[start Listed records]
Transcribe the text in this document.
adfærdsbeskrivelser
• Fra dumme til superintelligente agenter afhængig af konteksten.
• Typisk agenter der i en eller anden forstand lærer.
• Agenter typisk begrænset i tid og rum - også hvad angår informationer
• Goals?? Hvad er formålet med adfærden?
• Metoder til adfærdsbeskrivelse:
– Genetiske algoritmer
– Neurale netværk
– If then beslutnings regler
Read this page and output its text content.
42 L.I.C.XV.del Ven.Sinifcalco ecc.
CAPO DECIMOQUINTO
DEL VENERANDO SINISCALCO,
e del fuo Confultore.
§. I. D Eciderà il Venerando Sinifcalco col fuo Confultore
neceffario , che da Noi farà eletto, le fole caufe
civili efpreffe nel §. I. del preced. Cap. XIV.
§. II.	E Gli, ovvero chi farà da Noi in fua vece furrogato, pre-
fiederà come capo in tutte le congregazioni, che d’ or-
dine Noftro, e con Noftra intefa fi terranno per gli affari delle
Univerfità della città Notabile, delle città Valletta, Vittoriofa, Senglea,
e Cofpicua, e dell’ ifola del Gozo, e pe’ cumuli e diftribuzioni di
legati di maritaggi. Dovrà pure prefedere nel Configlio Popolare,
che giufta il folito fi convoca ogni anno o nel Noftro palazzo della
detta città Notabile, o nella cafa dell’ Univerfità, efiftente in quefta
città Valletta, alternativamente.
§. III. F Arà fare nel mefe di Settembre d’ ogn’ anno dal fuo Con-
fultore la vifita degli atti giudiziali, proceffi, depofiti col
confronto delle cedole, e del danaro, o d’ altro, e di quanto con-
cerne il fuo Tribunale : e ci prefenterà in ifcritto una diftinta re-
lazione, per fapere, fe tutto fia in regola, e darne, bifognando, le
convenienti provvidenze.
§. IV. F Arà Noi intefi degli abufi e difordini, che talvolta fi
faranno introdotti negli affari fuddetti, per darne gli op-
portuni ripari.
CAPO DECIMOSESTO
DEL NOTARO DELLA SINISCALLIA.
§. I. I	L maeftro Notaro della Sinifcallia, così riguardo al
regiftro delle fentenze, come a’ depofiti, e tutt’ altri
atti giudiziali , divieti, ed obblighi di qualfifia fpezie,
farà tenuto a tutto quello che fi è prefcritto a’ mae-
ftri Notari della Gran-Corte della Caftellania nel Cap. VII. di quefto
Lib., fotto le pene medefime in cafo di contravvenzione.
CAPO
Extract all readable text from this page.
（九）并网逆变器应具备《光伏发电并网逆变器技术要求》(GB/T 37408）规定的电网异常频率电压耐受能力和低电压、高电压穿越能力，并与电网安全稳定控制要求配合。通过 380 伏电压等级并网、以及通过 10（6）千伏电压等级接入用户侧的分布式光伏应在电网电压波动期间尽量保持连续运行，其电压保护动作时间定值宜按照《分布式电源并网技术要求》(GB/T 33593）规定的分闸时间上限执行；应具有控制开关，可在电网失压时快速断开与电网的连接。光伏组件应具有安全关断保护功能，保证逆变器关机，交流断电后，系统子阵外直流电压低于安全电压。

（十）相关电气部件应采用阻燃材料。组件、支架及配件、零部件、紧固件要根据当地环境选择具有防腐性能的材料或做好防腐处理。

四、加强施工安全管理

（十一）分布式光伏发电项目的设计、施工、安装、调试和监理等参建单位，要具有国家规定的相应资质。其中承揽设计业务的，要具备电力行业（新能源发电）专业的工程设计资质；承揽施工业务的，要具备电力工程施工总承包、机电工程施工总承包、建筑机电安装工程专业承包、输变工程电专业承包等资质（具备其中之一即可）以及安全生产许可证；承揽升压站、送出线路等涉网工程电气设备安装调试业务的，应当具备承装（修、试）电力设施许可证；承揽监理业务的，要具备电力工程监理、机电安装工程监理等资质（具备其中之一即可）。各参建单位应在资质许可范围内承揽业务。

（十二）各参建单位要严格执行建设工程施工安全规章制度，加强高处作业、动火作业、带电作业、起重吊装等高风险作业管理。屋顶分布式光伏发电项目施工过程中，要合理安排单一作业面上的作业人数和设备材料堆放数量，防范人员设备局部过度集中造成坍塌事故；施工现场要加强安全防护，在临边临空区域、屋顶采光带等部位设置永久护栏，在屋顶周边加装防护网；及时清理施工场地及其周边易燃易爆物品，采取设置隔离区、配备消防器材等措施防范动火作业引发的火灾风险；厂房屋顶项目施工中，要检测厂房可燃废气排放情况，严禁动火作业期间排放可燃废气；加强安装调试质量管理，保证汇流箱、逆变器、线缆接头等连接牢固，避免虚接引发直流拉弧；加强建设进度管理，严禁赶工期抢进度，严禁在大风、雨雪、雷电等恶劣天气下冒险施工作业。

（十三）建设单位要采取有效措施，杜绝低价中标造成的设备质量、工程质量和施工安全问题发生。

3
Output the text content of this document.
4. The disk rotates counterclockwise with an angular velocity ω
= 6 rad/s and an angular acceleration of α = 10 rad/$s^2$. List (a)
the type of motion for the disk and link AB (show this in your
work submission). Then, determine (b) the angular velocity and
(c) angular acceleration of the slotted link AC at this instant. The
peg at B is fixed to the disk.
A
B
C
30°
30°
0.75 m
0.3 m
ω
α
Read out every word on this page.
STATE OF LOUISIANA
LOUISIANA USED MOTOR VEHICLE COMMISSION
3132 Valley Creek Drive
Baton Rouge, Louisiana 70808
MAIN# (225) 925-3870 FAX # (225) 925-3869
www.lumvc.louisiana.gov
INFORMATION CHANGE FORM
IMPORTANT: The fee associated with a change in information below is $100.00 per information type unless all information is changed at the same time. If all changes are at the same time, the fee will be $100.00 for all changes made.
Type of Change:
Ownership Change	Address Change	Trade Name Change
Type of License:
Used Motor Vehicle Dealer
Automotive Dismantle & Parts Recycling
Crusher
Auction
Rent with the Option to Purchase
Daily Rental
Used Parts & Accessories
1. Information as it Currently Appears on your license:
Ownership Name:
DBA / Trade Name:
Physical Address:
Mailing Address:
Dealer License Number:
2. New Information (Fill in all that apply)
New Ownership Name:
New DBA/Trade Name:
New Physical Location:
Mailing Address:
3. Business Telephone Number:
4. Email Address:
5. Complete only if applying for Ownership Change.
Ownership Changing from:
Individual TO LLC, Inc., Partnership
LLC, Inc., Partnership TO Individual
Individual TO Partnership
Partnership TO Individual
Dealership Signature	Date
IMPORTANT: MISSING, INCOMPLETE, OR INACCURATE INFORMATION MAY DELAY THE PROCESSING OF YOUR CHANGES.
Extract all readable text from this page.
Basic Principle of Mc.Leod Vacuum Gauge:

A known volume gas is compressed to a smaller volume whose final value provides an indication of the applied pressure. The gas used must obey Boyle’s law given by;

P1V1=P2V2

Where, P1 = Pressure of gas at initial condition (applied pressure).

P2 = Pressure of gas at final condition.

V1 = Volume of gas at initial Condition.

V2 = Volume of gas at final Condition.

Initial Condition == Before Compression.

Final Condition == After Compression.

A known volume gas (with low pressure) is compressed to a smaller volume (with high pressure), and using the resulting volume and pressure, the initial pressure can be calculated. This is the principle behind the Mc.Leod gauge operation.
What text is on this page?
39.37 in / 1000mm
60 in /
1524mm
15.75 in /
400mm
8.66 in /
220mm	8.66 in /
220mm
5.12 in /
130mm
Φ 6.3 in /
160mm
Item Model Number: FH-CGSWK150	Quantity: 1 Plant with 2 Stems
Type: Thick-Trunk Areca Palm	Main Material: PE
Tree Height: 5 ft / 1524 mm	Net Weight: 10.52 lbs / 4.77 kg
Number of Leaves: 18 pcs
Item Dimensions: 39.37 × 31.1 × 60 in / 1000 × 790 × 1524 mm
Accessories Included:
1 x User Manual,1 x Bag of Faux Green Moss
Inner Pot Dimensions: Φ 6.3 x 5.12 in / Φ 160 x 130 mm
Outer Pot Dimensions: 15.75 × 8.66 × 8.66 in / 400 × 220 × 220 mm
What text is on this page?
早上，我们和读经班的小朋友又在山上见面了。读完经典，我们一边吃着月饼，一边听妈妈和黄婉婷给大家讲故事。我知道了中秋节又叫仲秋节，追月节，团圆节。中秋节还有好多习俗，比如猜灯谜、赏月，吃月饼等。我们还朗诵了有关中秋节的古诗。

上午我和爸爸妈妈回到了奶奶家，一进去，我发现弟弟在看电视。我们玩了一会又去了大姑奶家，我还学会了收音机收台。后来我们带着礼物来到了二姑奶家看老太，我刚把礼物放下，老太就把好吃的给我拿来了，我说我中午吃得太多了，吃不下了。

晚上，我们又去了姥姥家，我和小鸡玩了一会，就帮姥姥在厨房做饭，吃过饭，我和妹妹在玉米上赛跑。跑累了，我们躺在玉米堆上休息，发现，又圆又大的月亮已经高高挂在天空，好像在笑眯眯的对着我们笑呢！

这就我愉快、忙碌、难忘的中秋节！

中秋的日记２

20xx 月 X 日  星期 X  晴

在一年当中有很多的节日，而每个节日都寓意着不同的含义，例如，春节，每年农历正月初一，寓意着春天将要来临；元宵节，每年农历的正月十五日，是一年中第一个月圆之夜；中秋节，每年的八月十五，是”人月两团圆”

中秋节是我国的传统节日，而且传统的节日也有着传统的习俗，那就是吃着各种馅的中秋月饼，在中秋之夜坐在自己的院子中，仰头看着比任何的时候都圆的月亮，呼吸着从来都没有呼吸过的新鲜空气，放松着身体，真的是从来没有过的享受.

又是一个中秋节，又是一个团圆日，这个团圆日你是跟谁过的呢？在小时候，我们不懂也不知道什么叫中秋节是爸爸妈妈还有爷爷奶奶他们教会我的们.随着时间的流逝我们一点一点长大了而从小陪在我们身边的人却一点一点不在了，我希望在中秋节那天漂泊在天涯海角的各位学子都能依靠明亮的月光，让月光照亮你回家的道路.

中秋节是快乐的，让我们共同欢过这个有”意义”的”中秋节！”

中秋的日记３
[end Listed records]
* [Written task] Find every line in the records that contains the word "velocity"; copy those lines.

* [Solution]
4. The disk rotates counterclockwise with an angular velocity ω
work submission). Then, determine (b) the angular velocity and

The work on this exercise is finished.